PROBLEM TO SOLVE: In the entries below, find the line containing "Enumerate this screenshot's". Copy it and all lines after it, exactly, through the end.

── DATA SUPPLIED

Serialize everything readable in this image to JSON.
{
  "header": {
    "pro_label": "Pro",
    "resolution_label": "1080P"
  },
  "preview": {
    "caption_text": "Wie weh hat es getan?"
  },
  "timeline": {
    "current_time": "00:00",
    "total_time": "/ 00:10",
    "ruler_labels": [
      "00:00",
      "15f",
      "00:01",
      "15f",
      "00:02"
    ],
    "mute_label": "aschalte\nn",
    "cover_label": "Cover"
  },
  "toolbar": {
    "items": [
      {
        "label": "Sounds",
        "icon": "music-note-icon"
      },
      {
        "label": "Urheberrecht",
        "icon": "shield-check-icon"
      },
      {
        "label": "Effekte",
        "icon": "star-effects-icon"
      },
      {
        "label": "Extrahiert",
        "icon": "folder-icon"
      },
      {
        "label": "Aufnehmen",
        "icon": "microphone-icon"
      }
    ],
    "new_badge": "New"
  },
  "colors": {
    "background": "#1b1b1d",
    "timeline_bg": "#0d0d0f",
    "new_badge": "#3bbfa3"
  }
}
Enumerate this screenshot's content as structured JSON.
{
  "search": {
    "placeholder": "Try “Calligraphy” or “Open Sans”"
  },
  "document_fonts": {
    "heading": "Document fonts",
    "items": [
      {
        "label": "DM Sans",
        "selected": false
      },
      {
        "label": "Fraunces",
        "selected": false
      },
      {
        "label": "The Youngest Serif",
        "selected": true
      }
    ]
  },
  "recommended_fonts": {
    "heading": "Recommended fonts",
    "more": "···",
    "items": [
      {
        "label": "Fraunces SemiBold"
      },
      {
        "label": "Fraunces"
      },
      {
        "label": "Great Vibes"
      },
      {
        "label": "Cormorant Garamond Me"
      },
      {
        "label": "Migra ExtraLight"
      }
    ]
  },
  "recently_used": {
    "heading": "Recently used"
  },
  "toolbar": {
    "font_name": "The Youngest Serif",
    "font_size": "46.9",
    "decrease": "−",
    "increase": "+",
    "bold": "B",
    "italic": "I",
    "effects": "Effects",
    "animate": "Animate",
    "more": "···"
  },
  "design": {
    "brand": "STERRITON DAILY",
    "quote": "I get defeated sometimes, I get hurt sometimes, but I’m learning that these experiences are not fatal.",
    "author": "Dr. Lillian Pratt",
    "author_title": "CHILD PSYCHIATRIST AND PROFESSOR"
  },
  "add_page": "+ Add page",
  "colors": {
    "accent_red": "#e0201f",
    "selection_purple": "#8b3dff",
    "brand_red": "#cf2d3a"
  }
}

────

EXERCISE RESULT:
Enumerate this screenshot's content as structured JSON.
{
  "search": {
    "placeholder": "Try “Calligraphy” or “Open Sans”"
  },
  "document_fonts": {
    "heading": "Document fonts",
    "items": [
      {
        "label": "DM Sans",
        "selected": false
      },
      {
        "label": "Fraunces",
        "selected": false
      },
      {
        "label": "The Youngest Serif",
        "selected": true
      }
    ]
  },
  "recommended_fonts": {
    "heading": "Recommended fonts",
    "more": "···",
    "items": [
      {
        "label": "Fraunces SemiBold"
      },
      {
        "label": "Fraunces"
      },
      {
        "label": "Great Vibes"
      },
      {
        "label": "Cormorant Garamond Me"
      },
      {
        "label": "Migra ExtraLight"
      }
    ]
  },
  "recently_used": {
    "heading": "Recently used"
  },
  "toolbar": {
    "font_name": "The Youngest Serif",
    "font_size": "46.9",
    "decrease": "−",
    "increase": "+",
    "bold": "B",
    "italic": "I",
    "effects": "Effects",
    "animate": "Animate",
    "more": "···"
  },
  "design": {
    "brand": "STERRITON DAILY",
    "quote": "I get defeated sometimes, I get hurt sometimes, but I’m learning that these experiences are not fatal.",
    "author": "Dr. Lillian Pratt",
    "author_title": "CHILD PSYCHIATRIST AND PROFESSOR"
  },
  "add_page": "+ Add page",
  "colors": {
    "accent_red": "#e0201f",
    "selection_purple": "#8b3dff",
    "brand_red": "#cf2d3a"
  }
}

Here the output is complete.